<<<<
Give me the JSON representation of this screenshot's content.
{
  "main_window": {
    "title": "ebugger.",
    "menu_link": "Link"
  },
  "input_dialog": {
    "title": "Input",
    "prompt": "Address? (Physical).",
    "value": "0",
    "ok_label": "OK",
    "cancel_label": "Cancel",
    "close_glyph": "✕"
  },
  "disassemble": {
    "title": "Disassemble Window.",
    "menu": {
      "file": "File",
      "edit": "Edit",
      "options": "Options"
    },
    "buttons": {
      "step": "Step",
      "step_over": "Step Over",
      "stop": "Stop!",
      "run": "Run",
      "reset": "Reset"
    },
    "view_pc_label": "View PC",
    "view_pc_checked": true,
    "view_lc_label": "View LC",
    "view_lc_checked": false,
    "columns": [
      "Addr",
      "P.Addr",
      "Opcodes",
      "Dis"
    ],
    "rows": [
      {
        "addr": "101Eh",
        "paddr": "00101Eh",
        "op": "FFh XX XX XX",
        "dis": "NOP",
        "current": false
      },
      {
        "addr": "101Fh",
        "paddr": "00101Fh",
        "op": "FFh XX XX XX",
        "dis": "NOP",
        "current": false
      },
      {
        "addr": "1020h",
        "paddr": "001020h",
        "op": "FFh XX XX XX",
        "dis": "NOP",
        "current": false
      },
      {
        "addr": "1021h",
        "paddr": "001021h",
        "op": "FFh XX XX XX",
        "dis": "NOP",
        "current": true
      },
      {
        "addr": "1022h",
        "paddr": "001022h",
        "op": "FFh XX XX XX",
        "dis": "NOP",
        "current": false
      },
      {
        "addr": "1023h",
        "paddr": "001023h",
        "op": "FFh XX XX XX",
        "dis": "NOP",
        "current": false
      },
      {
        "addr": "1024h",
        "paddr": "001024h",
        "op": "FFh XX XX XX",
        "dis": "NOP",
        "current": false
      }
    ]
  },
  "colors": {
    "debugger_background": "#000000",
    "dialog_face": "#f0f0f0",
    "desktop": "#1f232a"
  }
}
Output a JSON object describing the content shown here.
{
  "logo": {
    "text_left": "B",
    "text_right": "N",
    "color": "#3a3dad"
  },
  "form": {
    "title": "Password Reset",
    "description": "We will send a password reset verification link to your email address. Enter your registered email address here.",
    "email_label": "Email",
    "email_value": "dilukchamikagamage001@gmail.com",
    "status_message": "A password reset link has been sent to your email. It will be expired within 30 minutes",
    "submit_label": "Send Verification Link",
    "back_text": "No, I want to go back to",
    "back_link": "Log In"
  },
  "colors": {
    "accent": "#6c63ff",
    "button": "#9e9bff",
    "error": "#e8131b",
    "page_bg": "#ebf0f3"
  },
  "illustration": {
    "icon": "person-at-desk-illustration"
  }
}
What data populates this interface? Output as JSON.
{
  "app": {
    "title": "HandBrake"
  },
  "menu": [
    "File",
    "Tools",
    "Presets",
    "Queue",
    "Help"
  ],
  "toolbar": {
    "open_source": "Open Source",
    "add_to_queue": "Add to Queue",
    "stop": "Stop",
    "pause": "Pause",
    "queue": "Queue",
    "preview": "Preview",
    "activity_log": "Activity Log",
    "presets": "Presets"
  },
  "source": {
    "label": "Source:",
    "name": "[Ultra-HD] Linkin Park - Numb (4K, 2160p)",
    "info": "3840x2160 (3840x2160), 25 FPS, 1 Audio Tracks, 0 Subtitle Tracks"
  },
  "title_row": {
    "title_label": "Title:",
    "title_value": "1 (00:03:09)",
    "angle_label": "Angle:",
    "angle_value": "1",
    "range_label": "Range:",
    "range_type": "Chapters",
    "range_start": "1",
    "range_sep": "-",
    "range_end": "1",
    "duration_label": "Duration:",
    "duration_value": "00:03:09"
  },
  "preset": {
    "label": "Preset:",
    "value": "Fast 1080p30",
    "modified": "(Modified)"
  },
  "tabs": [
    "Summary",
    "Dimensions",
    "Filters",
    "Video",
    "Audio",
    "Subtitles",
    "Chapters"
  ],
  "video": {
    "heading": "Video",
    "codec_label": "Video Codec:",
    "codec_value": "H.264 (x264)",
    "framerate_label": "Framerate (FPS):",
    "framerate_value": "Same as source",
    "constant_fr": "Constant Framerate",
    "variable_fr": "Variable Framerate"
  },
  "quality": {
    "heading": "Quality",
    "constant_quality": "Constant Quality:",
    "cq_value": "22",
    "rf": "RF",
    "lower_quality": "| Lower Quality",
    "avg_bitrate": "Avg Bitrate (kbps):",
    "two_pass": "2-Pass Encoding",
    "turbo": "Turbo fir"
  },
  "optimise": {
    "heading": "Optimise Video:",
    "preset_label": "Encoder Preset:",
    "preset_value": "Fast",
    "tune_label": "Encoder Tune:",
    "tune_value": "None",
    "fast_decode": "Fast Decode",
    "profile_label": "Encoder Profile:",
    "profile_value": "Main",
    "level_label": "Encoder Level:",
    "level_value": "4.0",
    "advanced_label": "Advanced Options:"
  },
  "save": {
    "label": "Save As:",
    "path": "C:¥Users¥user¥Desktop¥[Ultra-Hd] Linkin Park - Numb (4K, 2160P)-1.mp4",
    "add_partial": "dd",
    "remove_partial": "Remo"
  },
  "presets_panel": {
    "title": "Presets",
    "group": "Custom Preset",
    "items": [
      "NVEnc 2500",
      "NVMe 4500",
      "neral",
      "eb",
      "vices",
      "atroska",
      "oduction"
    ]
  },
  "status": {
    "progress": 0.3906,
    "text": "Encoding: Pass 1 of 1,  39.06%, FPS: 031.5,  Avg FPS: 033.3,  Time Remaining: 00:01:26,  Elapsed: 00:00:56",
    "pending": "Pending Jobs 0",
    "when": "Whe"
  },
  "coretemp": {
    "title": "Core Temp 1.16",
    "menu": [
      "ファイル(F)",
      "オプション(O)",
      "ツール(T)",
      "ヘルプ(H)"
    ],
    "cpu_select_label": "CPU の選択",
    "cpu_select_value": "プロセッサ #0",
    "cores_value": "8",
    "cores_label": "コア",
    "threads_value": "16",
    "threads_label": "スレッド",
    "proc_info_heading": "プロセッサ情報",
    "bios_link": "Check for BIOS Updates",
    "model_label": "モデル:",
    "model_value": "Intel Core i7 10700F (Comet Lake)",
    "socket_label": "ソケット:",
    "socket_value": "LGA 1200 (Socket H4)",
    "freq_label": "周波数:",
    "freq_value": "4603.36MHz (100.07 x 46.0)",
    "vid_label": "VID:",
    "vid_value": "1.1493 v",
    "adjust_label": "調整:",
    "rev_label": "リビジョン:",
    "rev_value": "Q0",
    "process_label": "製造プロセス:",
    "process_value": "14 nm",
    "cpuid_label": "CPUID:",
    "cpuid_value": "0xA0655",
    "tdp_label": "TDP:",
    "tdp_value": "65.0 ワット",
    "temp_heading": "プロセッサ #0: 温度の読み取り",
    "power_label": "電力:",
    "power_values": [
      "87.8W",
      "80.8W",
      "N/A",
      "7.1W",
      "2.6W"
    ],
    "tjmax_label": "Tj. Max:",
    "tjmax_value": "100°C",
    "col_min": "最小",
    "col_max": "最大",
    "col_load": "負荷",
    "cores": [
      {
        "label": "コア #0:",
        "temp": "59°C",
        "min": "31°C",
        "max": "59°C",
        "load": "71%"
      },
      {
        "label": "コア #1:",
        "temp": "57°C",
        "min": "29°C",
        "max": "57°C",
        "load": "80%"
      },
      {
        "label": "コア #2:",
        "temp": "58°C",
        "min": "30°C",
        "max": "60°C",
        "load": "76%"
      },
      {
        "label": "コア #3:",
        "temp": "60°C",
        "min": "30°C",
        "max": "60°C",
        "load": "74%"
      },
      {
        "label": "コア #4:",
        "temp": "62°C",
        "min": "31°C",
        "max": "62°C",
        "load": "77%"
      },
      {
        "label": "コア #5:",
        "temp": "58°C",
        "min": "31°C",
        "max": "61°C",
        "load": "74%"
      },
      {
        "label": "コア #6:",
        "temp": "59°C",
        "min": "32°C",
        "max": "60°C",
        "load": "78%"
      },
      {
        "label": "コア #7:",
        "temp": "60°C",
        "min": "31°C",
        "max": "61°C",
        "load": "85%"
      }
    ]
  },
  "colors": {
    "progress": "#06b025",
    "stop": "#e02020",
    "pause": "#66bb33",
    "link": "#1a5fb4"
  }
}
>>>>
--- WHAT YOU NEED TO DO ---
Write out every line of the data that holds the word "Encoding".

--- EXPECTED ANSWER ---
    "two_pass": "2-Pass Encoding",
    "text": "Encoding: Pass 1 of 1,  39.06%, FPS: 031.5,  Avg FPS: 033.3,  Time Remaining: 00:01:26,  Elapsed: 00:00:56",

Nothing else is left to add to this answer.